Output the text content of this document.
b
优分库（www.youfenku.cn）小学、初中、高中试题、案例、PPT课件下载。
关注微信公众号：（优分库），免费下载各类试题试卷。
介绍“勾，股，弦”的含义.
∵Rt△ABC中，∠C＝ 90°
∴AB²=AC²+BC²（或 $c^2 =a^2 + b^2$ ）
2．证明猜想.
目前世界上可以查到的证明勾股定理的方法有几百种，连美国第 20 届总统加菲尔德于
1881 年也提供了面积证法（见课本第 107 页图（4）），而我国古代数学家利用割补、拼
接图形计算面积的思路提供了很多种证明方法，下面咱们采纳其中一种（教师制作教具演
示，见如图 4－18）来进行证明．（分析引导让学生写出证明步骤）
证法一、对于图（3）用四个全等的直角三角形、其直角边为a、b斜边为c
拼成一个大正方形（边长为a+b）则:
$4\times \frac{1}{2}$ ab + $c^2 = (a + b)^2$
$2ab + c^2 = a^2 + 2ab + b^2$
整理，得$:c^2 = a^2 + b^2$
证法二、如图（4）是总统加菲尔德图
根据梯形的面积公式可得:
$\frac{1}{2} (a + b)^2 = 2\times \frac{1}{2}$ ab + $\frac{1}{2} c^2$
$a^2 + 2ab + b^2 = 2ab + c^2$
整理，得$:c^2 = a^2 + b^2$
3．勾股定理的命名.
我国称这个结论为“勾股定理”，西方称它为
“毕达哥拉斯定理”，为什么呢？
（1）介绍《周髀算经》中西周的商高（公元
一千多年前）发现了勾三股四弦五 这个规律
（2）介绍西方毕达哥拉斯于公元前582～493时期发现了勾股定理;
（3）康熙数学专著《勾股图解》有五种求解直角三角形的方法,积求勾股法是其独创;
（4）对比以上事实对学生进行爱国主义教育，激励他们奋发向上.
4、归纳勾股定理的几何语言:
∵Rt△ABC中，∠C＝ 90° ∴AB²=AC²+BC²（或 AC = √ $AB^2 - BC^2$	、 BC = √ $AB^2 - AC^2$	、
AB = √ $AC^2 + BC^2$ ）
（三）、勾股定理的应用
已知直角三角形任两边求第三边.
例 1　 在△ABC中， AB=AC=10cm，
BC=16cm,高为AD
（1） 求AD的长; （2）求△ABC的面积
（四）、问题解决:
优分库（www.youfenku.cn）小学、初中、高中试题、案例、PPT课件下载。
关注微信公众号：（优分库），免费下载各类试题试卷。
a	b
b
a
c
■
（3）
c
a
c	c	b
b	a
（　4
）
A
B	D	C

Exercise requirements: Report how many lines in the records hold the word "times", giving the number and nothing else.

Exercise answer: 2